» DIRECTIONS FOR THIS TASK
Verbatim output of all the material below is required.
[BEGIN RECORDS FOR THE EXERCISE]
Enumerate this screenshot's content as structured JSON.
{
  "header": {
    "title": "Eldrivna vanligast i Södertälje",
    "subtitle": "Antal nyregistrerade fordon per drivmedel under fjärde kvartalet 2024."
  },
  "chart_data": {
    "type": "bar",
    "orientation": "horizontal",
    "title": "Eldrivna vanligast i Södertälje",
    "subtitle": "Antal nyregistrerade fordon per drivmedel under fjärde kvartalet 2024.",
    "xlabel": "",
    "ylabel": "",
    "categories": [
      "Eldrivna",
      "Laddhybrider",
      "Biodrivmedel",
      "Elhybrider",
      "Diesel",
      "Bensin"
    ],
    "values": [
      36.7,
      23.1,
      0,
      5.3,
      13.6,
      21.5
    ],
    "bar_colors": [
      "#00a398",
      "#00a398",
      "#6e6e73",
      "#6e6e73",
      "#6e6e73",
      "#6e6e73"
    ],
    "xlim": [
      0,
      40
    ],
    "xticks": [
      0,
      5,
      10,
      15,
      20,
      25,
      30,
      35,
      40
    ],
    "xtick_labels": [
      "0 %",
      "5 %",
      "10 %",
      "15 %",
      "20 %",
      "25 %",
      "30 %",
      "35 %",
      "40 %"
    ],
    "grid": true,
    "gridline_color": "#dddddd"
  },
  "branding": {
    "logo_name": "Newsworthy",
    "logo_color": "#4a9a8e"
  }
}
[END RECORDS FOR THE EXERCISE]
» TASK RESPONSE
Enumerate this screenshot's content as structured JSON.
{
  "header": {
    "title": "Eldrivna vanligast i Södertälje",
    "subtitle": "Antal nyregistrerade fordon per drivmedel under fjärde kvartalet 2024."
  },
  "chart_data": {
    "type": "bar",
    "orientation": "horizontal",
    "title": "Eldrivna vanligast i Södertälje",
    "subtitle": "Antal nyregistrerade fordon per drivmedel under fjärde kvartalet 2024.",
    "xlabel": "",
    "ylabel": "",
    "categories": [
      "Eldrivna",
      "Laddhybrider",
      "Biodrivmedel",
      "Elhybrider",
      "Diesel",
      "Bensin"
    ],
    "values": [
      36.7,
      23.1,
      0,
      5.3,
      13.6,
      21.5
    ],
    "bar_colors": [
      "#00a398",
      "#00a398",
      "#6e6e73",
      "#6e6e73",
      "#6e6e73",
      "#6e6e73"
    ],
    "xlim": [
      0,
      40
    ],
    "xticks": [
      0,
      5,
      10,
      15,
      20,
      25,
      30,
      35,
      40
    ],
    "xtick_labels": [
      "0 %",
      "5 %",
      "10 %",
      "15 %",
      "20 %",
      "25 %",
      "30 %",
      "35 %",
      "40 %"
    ],
    "grid": true,
    "gridline_color": "#dddddd"
  },
  "branding": {
    "logo_name": "Newsworthy",
    "logo_color": "#4a9a8e"
  }
}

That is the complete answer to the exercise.